• **Aim**
Restate all of the data exactly.

---------- Records ----------

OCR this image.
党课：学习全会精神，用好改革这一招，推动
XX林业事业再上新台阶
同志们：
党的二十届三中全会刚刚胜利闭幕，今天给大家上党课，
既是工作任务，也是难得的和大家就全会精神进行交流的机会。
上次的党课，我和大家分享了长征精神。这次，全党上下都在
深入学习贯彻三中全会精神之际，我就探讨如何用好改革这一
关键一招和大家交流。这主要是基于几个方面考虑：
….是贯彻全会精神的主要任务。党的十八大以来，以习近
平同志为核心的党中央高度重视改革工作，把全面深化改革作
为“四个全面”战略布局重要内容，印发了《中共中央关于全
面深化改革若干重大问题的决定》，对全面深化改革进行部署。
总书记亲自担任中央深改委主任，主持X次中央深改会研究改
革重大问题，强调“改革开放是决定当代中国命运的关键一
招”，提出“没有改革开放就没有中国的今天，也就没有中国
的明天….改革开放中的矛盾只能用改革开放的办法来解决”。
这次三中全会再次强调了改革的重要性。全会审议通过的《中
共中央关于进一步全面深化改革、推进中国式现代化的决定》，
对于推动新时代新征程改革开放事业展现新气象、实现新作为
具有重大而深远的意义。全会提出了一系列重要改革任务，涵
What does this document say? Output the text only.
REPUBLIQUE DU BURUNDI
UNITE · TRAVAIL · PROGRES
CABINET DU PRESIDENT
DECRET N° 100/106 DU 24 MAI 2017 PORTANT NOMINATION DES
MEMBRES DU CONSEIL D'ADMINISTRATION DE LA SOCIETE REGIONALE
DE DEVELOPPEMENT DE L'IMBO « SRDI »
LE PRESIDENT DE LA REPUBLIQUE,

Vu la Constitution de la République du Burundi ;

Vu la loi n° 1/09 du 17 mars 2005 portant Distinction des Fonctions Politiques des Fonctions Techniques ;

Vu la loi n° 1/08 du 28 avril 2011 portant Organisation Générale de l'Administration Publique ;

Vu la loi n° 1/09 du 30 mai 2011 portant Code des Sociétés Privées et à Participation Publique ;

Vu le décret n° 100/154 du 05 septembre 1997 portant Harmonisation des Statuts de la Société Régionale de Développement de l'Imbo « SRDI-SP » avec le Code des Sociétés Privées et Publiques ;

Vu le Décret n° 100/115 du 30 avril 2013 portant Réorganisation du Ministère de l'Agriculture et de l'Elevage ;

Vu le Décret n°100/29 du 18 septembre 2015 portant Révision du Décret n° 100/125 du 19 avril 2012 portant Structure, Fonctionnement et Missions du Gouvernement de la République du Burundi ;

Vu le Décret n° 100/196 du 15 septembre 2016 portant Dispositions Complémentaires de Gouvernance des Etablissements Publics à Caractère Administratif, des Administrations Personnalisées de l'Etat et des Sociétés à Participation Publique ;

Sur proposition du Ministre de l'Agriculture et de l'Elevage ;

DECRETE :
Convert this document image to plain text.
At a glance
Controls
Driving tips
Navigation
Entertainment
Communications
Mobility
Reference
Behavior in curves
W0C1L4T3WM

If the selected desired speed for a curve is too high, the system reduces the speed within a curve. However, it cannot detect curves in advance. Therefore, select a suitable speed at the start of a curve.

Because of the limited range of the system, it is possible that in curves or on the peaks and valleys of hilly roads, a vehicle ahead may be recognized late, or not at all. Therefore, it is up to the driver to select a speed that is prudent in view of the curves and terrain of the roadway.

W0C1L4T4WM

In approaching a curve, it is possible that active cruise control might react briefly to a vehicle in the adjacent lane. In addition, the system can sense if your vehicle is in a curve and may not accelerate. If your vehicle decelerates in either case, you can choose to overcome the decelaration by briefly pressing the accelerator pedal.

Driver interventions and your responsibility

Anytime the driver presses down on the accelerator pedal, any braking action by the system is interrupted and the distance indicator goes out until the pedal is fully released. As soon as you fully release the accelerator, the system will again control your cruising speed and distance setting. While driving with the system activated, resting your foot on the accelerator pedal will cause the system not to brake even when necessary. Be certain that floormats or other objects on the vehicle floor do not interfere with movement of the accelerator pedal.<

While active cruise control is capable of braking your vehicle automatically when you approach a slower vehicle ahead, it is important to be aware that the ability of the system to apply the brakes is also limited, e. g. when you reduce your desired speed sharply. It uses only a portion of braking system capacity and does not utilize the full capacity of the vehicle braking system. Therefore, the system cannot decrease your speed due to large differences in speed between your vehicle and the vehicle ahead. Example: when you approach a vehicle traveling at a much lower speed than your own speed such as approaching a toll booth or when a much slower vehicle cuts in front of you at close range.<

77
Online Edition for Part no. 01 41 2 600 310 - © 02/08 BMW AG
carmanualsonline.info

----------

• **Correct response**
OCR this image.
党课：学习全会精神，用好改革这一招，推动
XX林业事业再上新台阶
同志们：
党的二十届三中全会刚刚胜利闭幕，今天给大家上党课，
既是工作任务，也是难得的和大家就全会精神进行交流的机会。
上次的党课，我和大家分享了长征精神。这次，全党上下都在
深入学习贯彻三中全会精神之际，我就探讨如何用好改革这一
关键一招和大家交流。这主要是基于几个方面考虑：
….是贯彻全会精神的主要任务。党的十八大以来，以习近
平同志为核心的党中央高度重视改革工作，把全面深化改革作
为“四个全面”战略布局重要内容，印发了《中共中央关于全
面深化改革若干重大问题的决定》，对全面深化改革进行部署。
总书记亲自担任中央深改委主任，主持X次中央深改会研究改
革重大问题，强调“改革开放是决定当代中国命运的关键一
招”，提出“没有改革开放就没有中国的今天，也就没有中国
的明天….改革开放中的矛盾只能用改革开放的办法来解决”。
这次三中全会再次强调了改革的重要性。全会审议通过的《中
共中央关于进一步全面深化改革、推进中国式现代化的决定》，
对于推动新时代新征程改革开放事业展现新气象、实现新作为
具有重大而深远的意义。全会提出了一系列重要改革任务，涵
What does this document say? Output the text only.
REPUBLIQUE DU BURUNDI
UNITE · TRAVAIL · PROGRES
CABINET DU PRESIDENT
DECRET N° 100/106 DU 24 MAI 2017 PORTANT NOMINATION DES
MEMBRES DU CONSEIL D'ADMINISTRATION DE LA SOCIETE REGIONALE
DE DEVELOPPEMENT DE L'IMBO « SRDI »
LE PRESIDENT DE LA REPUBLIQUE,

Vu la Constitution de la République du Burundi ;

Vu la loi n° 1/09 du 17 mars 2005 portant Distinction des Fonctions Politiques des Fonctions Techniques ;

Vu la loi n° 1/08 du 28 avril 2011 portant Organisation Générale de l'Administration Publique ;

Vu la loi n° 1/09 du 30 mai 2011 portant Code des Sociétés Privées et à Participation Publique ;

Vu le décret n° 100/154 du 05 septembre 1997 portant Harmonisation des Statuts de la Société Régionale de Développement de l'Imbo « SRDI-SP » avec le Code des Sociétés Privées et Publiques ;

Vu le Décret n° 100/115 du 30 avril 2013 portant Réorganisation du Ministère de l'Agriculture et de l'Elevage ;

Vu le Décret n°100/29 du 18 septembre 2015 portant Révision du Décret n° 100/125 du 19 avril 2012 portant Structure, Fonctionnement et Missions du Gouvernement de la République du Burundi ;

Vu le Décret n° 100/196 du 15 septembre 2016 portant Dispositions Complémentaires de Gouvernance des Etablissements Publics à Caractère Administratif, des Administrations Personnalisées de l'Etat et des Sociétés à Participation Publique ;

Sur proposition du Ministre de l'Agriculture et de l'Elevage ;

DECRETE :
Convert this document image to plain text.
At a glance
Controls
Driving tips
Navigation
Entertainment
Communications
Mobility
Reference
Behavior in curves
W0C1L4T3WM

If the selected desired speed for a curve is too high, the system reduces the speed within a curve. However, it cannot detect curves in advance. Therefore, select a suitable speed at the start of a curve.

Because of the limited range of the system, it is possible that in curves or on the peaks and valleys of hilly roads, a vehicle ahead may be recognized late, or not at all. Therefore, it is up to the driver to select a speed that is prudent in view of the curves and terrain of the roadway.

W0C1L4T4WM

In approaching a curve, it is possible that active cruise control might react briefly to a vehicle in the adjacent lane. In addition, the system can sense if your vehicle is in a curve and may not accelerate. If your vehicle decelerates in either case, you can choose to overcome the decelaration by briefly pressing the accelerator pedal.

Driver interventions and your responsibility

Anytime the driver presses down on the accelerator pedal, any braking action by the system is interrupted and the distance indicator goes out until the pedal is fully released. As soon as you fully release the accelerator, the system will again control your cruising speed and distance setting. While driving with the system activated, resting your foot on the accelerator pedal will cause the system not to brake even when necessary. Be certain that floormats or other objects on the vehicle floor do not interfere with movement of the accelerator pedal.<

While active cruise control is capable of braking your vehicle automatically when you approach a slower vehicle ahead, it is important to be aware that the ability of the system to apply the brakes is also limited, e. g. when you reduce your desired speed sharply. It uses only a portion of braking system capacity and does not utilize the full capacity of the vehicle braking system. Therefore, the system cannot decrease your speed due to large differences in speed between your vehicle and the vehicle ahead. Example: when you approach a vehicle traveling at a much lower speed than your own speed such as approaching a toll booth or when a much slower vehicle cuts in front of you at close range.<

77
Online Edition for Part no. 01 41 2 600 310 - © 02/08 BMW AG
carmanualsonline.info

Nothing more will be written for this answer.